SELECTED EXCERPT:
Competitive arc and key venues

Peet’s competition arc is already more substantial than a quick glance might suggest. In October 2022 she was part of the FIS Australia New Zealand Cup stop at Cardrona Alpine Resort, where official FIS coverage and results place her second in big air and first in women’s slopestyle. That matters because Cardrona is not a casual local hill in freeski terms; it is one of the Southern Hemisphere’s most important training and competition environments, and success there usually reflects real technical readiness before the northern winter begins. The next major marker came at the 2023 Canada Winter Games at Mark Arendz Provincial Ski Park at Brookvale, where she won gold in women’s big air and added bronze in women’s slopestyle for Team British Columbia. Those are exactly the kinds of results that move an athlete from promising club skier to credible national-development name.

Her more recent results show that the progression did not stop there. In 2025 she was still active on the domestic and continental circuit, posting results such as seventh in slopestyle and fifth in big air at Whistler Blackcomb, seventh in slopestyle at WinSport Calgary, and thirteenth in a deeper Nor-Am field at Aspen on a course associated with the X Games venue at Buttermilk. By early 2026 she had added another important line to the resume, taking third in Nor-Am big air at Stoneham, then backing it up with sixth-place slopestyle finishes at Copper Mountain and Mammoth Mountain. That is the profile of a skier who keeps showing up in meaningful events and is learning how to stay competitive across different course builds and field strengths.



How they ski: what to watch for

The safest way to evaluate Peet’s skiing is through the balance of her results. Publicly available scores suggest an athlete who is particularly comfortable when the jump line matters. Her Canada Winter Games big air gold, Cardrona big air podium, and Stoneham Nor-Am big air podium all point in that direction. At the same time, her slopestyle record is too strong to dismiss as secondary. She has a Cardrona slopestyle win, a Canada Games slopestyle bronze, and several recent top-ten slopestyle finishes, which means she can manage full-course pressure rather than only a single-jump format.

For fans watching her in competition, the useful question is not whether she is a pure aerial specialist or a pure rail technician. It is whether she can continue turning jump confidence into more complete slopestyle runs as the level rises. One clue comes from the 2026 Stoneham sequence, where she was third in big air, tenth in slopestyle, and much lower in the rail-only event. Public results therefore suggest that her strongest competitive edge currently comes from amplitude, takeoff timing, and landing control rather than from rail-focused scoring alone. That is not a weakness so much as a development snapshot. Many advancing freeski athletes build exactly this way, using big air confidence as the foundation before refining the small details that separate a good slopestyle run from a podium slopestyle run.



Resilience, filming, and influence

Peet’s public footprint is still much more competition-based than film-based, so it would be wrong to invent a major urban or video-project legacy that is not clearly documented. What is visible, however, is resilience through continuity. She did not produce one good junior season and vanish. She won in Cardrona in 2022, medaled at the Canada Winter Games in 2023, remained present on FIS and Nor-Am start lists through 2025, and then stepped onto a Nor-Am podium in 2026. That kind of persistence matters in freeski, where many talented athletes fall out of the public record long before they reach stable continental-level form.

GIVEN EXERCISE A:
According to the freeski profile, what medals did Peet win at the 2023 Canada Winter Games?
The records come from a source unrelated to the freeski profile.

EXTRACTED ENTRIES:
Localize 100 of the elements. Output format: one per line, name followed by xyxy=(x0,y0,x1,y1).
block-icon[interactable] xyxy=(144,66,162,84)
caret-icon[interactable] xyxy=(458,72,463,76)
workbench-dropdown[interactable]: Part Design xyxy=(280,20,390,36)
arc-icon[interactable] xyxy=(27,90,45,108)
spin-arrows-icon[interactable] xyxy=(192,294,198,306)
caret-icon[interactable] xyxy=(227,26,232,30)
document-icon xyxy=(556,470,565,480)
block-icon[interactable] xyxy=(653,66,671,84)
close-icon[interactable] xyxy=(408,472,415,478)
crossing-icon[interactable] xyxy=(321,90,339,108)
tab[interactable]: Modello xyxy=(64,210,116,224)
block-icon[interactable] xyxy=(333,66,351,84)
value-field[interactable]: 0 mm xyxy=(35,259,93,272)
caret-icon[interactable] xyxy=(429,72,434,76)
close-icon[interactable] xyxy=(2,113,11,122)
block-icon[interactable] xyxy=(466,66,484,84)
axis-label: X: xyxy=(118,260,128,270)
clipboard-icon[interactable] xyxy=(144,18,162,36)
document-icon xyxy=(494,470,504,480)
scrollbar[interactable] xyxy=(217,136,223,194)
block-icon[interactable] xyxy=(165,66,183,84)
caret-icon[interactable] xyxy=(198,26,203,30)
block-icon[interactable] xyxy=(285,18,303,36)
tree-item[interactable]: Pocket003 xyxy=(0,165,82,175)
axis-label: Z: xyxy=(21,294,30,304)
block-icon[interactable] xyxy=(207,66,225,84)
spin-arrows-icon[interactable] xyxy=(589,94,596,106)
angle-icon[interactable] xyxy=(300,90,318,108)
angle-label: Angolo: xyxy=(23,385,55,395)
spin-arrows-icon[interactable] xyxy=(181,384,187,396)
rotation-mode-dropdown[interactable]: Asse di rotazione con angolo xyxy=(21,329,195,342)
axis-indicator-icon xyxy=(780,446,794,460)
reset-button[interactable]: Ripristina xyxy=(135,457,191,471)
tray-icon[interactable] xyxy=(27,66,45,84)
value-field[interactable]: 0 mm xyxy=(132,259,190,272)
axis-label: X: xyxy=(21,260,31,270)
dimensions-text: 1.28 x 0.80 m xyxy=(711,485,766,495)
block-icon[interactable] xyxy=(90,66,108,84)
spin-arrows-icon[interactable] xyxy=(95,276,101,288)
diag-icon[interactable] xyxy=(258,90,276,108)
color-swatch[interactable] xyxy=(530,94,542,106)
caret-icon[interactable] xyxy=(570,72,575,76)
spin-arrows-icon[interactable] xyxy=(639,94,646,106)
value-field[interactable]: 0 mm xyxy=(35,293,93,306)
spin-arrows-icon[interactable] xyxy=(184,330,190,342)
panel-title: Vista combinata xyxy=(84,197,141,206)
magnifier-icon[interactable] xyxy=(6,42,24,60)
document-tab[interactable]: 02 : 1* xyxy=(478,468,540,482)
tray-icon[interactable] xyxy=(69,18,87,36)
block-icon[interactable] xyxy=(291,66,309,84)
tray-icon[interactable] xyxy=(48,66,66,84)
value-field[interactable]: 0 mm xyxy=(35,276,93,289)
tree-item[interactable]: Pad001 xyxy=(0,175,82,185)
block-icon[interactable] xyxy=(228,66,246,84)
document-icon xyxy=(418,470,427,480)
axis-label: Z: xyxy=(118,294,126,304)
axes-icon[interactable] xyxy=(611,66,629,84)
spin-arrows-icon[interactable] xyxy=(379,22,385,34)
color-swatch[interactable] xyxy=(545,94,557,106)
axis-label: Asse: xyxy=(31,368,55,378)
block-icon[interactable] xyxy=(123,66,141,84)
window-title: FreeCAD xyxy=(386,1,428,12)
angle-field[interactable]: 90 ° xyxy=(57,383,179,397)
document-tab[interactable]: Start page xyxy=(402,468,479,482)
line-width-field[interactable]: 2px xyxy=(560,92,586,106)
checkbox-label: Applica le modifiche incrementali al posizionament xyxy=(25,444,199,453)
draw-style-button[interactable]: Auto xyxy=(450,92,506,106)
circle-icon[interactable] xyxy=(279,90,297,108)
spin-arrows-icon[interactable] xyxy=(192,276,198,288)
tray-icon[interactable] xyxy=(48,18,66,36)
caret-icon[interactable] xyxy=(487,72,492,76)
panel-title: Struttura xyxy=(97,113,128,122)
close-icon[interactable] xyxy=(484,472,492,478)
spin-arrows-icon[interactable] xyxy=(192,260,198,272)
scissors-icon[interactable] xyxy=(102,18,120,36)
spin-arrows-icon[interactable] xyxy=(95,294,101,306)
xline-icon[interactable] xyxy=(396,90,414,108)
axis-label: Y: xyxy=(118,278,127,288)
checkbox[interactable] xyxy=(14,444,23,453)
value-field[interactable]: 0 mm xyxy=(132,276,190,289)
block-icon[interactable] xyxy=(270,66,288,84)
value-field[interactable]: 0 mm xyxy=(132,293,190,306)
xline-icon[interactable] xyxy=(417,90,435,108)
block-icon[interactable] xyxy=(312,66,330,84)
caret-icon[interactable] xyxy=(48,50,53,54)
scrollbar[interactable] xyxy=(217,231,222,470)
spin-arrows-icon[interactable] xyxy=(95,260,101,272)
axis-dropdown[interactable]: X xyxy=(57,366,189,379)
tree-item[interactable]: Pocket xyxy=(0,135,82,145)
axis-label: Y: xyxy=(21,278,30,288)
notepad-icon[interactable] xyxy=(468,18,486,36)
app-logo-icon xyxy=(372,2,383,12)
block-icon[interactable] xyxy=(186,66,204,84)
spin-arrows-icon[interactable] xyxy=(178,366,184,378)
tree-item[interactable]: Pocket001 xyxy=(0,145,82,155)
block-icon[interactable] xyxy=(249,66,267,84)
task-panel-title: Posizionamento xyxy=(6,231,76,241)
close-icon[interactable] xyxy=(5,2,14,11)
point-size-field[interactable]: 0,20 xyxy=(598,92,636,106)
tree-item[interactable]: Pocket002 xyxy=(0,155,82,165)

GIVEN EXERCISE B:
Collect every line of the records that contains the string "arrows".

TASK RESPONSE A:
Gold in women's big air and bronze in women's slopestyle.

TASK RESPONSE B:
spin-arrows-icon[interactable] xyxy=(192,294,198,306)
spin-arrows-icon[interactable] xyxy=(589,94,596,106)
spin-arrows-icon[interactable] xyxy=(181,384,187,396)
spin-arrows-icon[interactable] xyxy=(95,276,101,288)
spin-arrows-icon[interactable] xyxy=(639,94,646,106)
spin-arrows-icon[interactable] xyxy=(184,330,190,342)
spin-arrows-icon[interactable] xyxy=(379,22,385,34)
spin-arrows-icon[interactable] xyxy=(192,276,198,288)
spin-arrows-icon[interactable] xyxy=(192,260,198,272)
spin-arrows-icon[interactable] xyxy=(95,294,101,306)
spin-arrows-icon[interactable] xyxy=(95,260,101,272)
spin-arrows-icon[interactable] xyxy=(178,366,184,378)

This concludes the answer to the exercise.